- _Exercise_: Where does the string "warning" appear? Copy every line of the entries below that holds it.

Extracted records
- - - - - - -

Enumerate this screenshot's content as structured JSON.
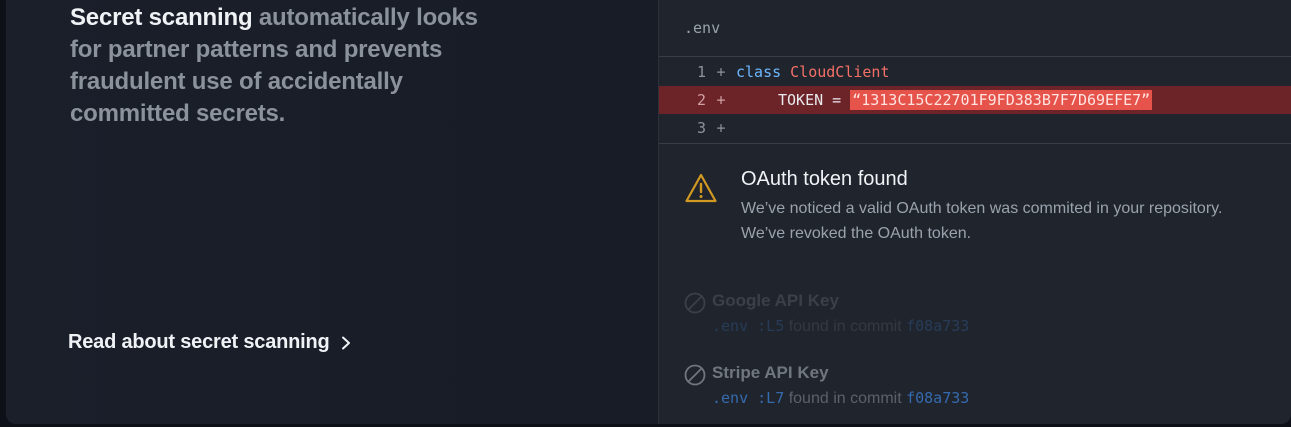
{
  "left": {
    "heading_highlight": "Secret scanning",
    "heading_rest": " automatically looks for partner patterns and prevents fraudulent use of accidentally committed secrets.",
    "link_label": "Read about secret scanning"
  },
  "file": {
    "name": ".env",
    "lines": [
      {
        "number": "1",
        "marker": "+",
        "keyword": "class",
        "class_name": "CloudClient"
      },
      {
        "number": "2",
        "marker": "+",
        "identifier": "TOKEN",
        "operator": "=",
        "string": "“1313C15C22701F9FD383B7F7D69EFE7”"
      },
      {
        "number": "3",
        "marker": "+"
      }
    ]
  },
  "alert": {
    "title": "OAuth token found",
    "line1": "We’ve noticed a valid OAuth token was commited in your repository.",
    "line2": "We’ve revoked the OAuth token."
  },
  "secrets": [
    {
      "name": "Google API Key",
      "location": ".env :L5",
      "found_text": "found in commit",
      "commit": "f08a733"
    },
    {
      "name": "Stripe API Key",
      "location": ".env :L7",
      "found_text": "found in commit",
      "commit": "f08a733"
    }
  ],
  "colors": {
    "highlight_line": "#6c2429",
    "secret_string": "#e5534b",
    "warning": "#d29922",
    "link_blue": "#3d82d9"
  },
  "icons": {
    "alert": "warning-triangle-icon",
    "secret": "slash-circle-icon",
    "link": "chevron-right-icon"
  }
}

- - - - - - -

- _Response for this exercise_:
    "warning": "#d29922",
    "alert": "warning-triangle-icon",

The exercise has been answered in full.